WORK REQUIRED: Gather up every line that includes the string "this".
======== THE DATA
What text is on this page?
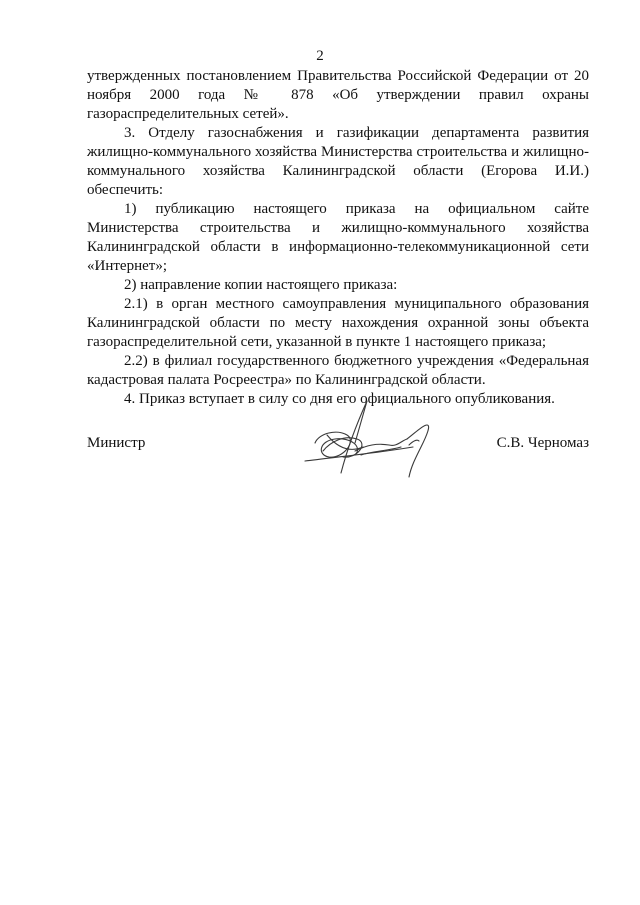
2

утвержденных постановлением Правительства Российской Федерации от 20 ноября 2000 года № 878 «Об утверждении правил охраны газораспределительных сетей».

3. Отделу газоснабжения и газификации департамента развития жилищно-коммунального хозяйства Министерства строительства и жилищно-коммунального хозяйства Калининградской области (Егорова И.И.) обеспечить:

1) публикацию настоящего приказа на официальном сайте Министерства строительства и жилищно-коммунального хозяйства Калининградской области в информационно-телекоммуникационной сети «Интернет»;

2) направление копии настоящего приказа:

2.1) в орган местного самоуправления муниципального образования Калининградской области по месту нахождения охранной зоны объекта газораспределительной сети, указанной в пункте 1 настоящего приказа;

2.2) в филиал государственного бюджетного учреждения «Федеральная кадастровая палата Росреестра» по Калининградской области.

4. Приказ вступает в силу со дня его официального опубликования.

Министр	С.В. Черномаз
================
======== THE DATA
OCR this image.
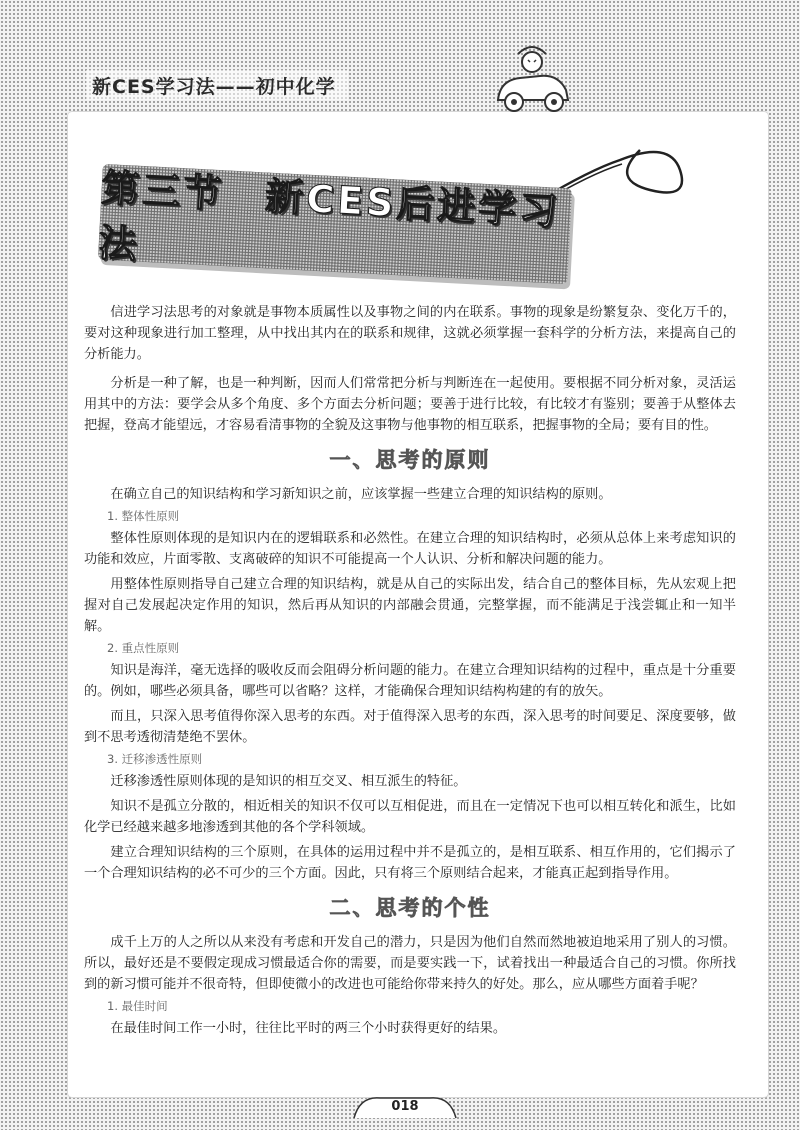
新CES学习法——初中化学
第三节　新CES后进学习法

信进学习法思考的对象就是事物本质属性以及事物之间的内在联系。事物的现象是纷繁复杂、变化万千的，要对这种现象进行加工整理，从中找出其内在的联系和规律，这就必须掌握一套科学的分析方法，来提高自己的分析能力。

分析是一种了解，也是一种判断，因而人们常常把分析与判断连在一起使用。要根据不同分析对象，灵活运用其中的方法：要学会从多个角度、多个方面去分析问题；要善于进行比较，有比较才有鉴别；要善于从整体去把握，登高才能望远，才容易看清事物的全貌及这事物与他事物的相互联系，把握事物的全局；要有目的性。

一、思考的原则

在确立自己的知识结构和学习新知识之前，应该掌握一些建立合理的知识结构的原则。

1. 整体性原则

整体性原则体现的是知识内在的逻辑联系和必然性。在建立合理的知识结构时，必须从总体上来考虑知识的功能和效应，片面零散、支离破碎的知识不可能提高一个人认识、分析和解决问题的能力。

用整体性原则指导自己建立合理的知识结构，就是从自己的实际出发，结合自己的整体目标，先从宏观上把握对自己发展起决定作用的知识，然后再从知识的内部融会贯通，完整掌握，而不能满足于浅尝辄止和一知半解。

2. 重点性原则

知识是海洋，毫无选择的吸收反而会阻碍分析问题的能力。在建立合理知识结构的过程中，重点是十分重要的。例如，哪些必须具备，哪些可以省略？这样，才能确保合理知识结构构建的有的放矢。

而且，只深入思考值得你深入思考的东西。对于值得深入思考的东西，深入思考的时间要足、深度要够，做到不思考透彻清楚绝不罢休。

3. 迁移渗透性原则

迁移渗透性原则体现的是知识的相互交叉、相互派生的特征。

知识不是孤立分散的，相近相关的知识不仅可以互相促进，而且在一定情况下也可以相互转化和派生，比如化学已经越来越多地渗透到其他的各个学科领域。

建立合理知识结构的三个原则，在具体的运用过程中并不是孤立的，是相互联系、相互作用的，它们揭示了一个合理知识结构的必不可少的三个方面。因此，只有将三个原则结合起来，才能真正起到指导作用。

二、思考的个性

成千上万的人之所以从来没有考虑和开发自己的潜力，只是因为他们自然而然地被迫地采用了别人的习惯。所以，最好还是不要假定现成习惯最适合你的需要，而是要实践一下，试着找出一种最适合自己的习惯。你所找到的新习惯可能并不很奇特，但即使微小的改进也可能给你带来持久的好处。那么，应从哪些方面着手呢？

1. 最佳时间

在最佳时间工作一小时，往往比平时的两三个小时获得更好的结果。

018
================
ANSWER TO THE EXERCISE:
What text is on this page?
OCR this image.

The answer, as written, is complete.